_Work to complete_: Scan the records for the word "Other". Copy each line that includes it.
───── Provided information
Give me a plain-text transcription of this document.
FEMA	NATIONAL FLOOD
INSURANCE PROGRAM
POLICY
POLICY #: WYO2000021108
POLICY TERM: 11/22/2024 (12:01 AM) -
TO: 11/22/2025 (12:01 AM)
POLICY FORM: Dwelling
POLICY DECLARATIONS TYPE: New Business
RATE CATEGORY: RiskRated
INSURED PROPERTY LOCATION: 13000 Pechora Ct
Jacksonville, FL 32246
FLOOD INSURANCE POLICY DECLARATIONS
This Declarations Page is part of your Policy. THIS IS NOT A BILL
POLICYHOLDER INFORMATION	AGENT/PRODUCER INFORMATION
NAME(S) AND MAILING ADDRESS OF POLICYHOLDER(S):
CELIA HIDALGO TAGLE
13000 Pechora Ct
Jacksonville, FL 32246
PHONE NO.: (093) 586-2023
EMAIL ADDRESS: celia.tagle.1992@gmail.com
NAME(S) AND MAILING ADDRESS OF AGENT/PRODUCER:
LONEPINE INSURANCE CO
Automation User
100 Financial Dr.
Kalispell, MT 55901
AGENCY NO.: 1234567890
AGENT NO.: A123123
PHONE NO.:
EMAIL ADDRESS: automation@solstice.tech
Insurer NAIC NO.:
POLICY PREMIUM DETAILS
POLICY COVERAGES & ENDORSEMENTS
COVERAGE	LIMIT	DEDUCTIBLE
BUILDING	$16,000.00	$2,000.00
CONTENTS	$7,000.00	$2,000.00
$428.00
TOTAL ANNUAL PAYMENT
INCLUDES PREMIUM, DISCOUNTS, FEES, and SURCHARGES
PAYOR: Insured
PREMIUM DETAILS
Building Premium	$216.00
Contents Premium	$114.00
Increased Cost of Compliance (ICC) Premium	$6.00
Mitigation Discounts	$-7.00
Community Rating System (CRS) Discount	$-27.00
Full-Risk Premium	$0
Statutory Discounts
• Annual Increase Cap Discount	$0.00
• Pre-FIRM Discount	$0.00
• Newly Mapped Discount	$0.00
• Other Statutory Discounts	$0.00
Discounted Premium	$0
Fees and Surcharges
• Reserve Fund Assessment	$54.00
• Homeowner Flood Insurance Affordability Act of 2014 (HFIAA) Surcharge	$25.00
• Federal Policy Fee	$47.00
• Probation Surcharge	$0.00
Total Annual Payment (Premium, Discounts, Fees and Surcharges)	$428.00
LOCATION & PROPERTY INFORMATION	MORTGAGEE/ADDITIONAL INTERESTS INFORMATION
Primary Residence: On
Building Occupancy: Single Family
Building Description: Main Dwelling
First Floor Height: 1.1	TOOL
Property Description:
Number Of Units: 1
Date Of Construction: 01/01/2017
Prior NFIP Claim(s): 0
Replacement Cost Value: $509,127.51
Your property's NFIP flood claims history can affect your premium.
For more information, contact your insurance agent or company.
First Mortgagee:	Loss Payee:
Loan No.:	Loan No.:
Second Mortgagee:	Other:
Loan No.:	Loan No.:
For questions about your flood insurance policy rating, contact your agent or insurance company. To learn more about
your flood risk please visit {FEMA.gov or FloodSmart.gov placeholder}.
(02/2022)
──────────
_Result_:
• Other Statutory Discounts	$0.00
Second Mortgagee:	Other:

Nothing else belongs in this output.